- Work to be completed:
Extract every line of the items that contains the string "kaufen". Matching is case-sensitive.

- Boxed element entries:
◆ ◆ ◆ ◆ ◆

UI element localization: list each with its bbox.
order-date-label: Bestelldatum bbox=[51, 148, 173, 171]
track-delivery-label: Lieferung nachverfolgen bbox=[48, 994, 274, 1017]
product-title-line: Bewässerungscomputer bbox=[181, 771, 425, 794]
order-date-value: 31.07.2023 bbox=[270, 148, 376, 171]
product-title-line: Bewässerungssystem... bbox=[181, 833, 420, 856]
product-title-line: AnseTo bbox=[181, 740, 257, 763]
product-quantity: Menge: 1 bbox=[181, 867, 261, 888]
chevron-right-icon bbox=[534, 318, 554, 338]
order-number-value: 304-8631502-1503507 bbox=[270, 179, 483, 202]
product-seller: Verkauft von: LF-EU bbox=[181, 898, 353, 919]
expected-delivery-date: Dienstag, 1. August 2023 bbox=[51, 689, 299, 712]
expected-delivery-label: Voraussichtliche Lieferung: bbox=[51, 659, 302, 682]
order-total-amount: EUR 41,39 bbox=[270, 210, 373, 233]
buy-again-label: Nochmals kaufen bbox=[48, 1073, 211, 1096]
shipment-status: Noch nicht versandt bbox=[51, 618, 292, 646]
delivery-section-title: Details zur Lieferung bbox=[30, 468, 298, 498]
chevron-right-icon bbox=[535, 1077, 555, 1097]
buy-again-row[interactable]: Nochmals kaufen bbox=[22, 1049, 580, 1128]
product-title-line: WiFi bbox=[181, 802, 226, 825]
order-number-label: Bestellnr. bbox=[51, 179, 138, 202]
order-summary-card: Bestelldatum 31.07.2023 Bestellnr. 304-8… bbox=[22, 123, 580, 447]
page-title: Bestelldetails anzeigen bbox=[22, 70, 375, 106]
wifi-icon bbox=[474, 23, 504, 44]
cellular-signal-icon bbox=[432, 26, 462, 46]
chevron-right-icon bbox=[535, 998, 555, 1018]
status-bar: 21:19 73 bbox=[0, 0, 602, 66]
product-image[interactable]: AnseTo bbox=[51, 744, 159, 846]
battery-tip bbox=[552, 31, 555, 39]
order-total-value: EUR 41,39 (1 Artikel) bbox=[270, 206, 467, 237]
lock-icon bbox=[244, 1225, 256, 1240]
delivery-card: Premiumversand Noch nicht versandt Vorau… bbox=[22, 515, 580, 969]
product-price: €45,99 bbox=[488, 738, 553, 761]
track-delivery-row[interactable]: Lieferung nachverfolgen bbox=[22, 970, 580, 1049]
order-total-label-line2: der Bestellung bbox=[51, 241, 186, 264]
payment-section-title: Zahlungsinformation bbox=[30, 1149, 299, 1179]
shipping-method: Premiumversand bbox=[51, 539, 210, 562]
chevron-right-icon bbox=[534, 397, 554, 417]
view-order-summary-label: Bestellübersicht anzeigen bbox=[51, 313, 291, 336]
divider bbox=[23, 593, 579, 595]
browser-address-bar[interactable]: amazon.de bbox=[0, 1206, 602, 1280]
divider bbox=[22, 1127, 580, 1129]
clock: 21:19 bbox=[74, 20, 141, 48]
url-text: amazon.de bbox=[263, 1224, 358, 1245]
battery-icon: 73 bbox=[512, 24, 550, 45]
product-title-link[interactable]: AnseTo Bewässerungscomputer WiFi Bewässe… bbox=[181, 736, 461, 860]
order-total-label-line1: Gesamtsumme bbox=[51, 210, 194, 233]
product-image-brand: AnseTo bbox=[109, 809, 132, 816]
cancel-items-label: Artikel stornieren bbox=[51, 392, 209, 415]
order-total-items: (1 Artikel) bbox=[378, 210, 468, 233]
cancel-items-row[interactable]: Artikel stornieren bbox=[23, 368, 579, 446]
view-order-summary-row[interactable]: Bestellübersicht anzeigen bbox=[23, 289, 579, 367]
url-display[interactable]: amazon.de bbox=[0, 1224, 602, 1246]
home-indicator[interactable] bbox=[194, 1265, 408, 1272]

◆ ◆ ◆ ◆ ◆

- Worked answer:
buy-again-label: Nochmals kaufen bbox=[48, 1073, 211, 1096]
buy-again-row[interactable]: Nochmals kaufen bbox=[22, 1049, 580, 1128]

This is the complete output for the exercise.